**Short exercise**
Type out every line below exactly as it reads.

**Entries**
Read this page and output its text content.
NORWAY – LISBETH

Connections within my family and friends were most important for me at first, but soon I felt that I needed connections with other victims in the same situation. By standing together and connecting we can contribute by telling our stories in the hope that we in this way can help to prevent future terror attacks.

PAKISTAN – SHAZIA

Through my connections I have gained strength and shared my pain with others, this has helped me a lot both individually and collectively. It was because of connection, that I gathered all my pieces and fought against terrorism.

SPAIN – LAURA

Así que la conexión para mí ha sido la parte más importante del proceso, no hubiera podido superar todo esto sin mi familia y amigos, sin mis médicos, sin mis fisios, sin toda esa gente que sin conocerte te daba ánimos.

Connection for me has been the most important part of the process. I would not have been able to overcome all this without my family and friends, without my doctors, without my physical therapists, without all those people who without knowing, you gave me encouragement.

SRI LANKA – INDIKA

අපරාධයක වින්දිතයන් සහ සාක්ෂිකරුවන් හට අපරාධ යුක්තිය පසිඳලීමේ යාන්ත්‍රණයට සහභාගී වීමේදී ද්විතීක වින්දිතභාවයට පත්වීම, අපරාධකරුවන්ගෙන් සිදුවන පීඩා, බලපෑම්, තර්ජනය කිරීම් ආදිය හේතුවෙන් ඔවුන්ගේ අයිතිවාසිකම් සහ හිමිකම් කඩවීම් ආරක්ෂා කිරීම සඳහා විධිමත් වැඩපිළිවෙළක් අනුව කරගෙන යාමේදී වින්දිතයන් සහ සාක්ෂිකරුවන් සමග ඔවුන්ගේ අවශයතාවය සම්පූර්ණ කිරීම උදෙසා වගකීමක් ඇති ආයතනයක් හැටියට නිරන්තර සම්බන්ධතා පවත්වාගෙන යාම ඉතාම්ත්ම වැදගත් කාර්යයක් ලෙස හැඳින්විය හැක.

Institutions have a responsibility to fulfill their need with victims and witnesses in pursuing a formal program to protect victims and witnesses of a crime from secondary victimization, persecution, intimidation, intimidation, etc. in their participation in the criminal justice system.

**Answer to this task**
Read this page and output its text content.
NORWAY – LISBETH

Connections within my family and friends were most important for me at first, but soon I felt that I needed connections with other victims in the same situation. By standing together and connecting we can contribute by telling our stories in the hope that we in this way can help to prevent future terror attacks.

PAKISTAN – SHAZIA

Through my connections I have gained strength and shared my pain with others, this has helped me a lot both individually and collectively. It was because of connection, that I gathered all my pieces and fought against terrorism.

SPAIN – LAURA

Así que la conexión para mí ha sido la parte más importante del proceso, no hubiera podido superar todo esto sin mi familia y amigos, sin mis médicos, sin mis fisios, sin toda esa gente que sin conocerte te daba ánimos.

Connection for me has been the most important part of the process. I would not have been able to overcome all this without my family and friends, without my doctors, without my physical therapists, without all those people who without knowing, you gave me encouragement.

SRI LANKA – INDIKA

අපරාධයක වින්දිතයන් සහ සාක්ෂිකරුවන් හට අපරාධ යුක්තිය පසිඳලීමේ යාන්ත්‍රණයට සහභාගී වීමේදී ද්විතීක වින්දිතභාවයට පත්වීම, අපරාධකරුවන්ගෙන් සිදුවන පීඩා, බලපෑම්, තර්ජනය කිරීම් ආදිය හේතුවෙන් ඔවුන්ගේ අයිතිවාසිකම් සහ හිමිකම් කඩවීම් ආරක්ෂා කිරීම සඳහා විධිමත් වැඩපිළිවෙළක් අනුව කරගෙන යාමේදී වින්දිතයන් සහ සාක්ෂිකරුවන් සමග ඔවුන්ගේ අවශයතාවය සම්පූර්ණ කිරීම උදෙසා වගකීමක් ඇති ආයතනයක් හැටියට නිරන්තර සම්බන්ධතා පවත්වාගෙන යාම ඉතාම්ත්ම වැදගත් කාර්යයක් ලෙස හැඳින්විය හැක.

Institutions have a responsibility to fulfill their need with victims and witnesses in pursuing a formal program to protect victims and witnesses of a crime from secondary victimization, persecution, intimidation, intimidation, etc. in their participation in the criminal justice system.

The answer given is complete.